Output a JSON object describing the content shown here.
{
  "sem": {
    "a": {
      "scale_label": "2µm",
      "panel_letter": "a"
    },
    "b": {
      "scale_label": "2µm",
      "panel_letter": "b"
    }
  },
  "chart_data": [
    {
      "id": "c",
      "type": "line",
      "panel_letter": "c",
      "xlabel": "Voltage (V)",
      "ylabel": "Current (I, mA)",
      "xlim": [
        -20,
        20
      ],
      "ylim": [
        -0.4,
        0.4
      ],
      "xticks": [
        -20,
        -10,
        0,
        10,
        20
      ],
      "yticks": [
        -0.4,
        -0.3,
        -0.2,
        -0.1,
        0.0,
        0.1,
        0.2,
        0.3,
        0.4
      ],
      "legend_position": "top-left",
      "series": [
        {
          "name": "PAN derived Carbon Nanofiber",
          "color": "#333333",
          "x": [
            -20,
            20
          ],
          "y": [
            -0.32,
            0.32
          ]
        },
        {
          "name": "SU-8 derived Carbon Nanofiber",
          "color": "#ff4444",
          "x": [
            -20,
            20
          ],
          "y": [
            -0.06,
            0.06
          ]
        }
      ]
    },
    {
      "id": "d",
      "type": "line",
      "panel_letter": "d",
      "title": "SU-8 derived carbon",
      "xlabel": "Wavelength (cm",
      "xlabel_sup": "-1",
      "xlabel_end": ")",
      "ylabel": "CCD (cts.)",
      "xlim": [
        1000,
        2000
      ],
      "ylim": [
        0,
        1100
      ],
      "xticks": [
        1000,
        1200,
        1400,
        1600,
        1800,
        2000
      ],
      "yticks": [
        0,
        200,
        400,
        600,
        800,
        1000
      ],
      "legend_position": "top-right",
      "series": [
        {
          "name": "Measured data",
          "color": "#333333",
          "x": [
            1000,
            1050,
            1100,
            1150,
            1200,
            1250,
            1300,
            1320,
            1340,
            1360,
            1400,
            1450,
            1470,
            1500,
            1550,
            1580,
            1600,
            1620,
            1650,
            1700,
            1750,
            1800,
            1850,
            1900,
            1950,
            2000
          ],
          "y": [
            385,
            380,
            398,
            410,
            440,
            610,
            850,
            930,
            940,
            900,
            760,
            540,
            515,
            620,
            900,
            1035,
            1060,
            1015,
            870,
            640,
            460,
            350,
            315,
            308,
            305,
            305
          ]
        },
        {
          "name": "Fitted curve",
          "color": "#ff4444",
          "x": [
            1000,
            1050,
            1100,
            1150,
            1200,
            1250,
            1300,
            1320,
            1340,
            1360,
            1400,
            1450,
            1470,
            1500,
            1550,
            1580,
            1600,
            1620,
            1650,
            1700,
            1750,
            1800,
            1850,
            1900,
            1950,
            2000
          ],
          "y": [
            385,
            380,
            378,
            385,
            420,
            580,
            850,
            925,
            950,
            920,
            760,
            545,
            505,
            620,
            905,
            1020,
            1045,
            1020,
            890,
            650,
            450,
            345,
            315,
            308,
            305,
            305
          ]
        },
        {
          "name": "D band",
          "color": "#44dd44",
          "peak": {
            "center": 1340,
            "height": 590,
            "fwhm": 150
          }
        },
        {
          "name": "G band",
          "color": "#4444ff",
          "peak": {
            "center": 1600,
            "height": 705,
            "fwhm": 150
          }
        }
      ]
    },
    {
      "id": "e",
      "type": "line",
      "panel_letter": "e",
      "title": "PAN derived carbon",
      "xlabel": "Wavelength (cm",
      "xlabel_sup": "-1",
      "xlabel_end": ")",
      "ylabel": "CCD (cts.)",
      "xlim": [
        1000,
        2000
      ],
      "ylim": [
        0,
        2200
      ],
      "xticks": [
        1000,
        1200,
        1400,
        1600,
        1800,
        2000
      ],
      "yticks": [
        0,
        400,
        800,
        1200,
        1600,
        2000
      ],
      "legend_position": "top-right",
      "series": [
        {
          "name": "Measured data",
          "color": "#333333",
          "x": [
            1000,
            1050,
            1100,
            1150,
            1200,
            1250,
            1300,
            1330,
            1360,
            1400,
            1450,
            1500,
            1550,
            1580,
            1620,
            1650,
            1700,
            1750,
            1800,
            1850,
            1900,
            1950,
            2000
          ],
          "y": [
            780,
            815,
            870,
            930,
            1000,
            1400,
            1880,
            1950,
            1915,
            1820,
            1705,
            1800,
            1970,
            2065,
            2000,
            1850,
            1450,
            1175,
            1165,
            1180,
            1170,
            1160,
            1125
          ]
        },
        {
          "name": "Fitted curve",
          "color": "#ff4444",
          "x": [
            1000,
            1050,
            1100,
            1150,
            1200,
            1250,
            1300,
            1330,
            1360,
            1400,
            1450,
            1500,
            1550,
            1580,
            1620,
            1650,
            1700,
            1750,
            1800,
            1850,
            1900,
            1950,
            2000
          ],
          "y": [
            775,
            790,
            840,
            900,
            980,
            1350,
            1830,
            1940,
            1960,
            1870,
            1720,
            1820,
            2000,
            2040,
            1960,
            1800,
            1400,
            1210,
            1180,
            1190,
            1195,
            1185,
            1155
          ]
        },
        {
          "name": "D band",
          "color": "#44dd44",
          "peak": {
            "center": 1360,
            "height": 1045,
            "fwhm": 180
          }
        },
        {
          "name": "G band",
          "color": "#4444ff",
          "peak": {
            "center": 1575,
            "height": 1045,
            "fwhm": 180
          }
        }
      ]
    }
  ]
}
★ ★ ★ ★ ★ ★ ★
Given instruction >> Locate the word "center" in the records above, and return each line that has it.

Final result >>
            "center": 1340,
            "center": 1600,
            "center": 1360,
            "center": 1575,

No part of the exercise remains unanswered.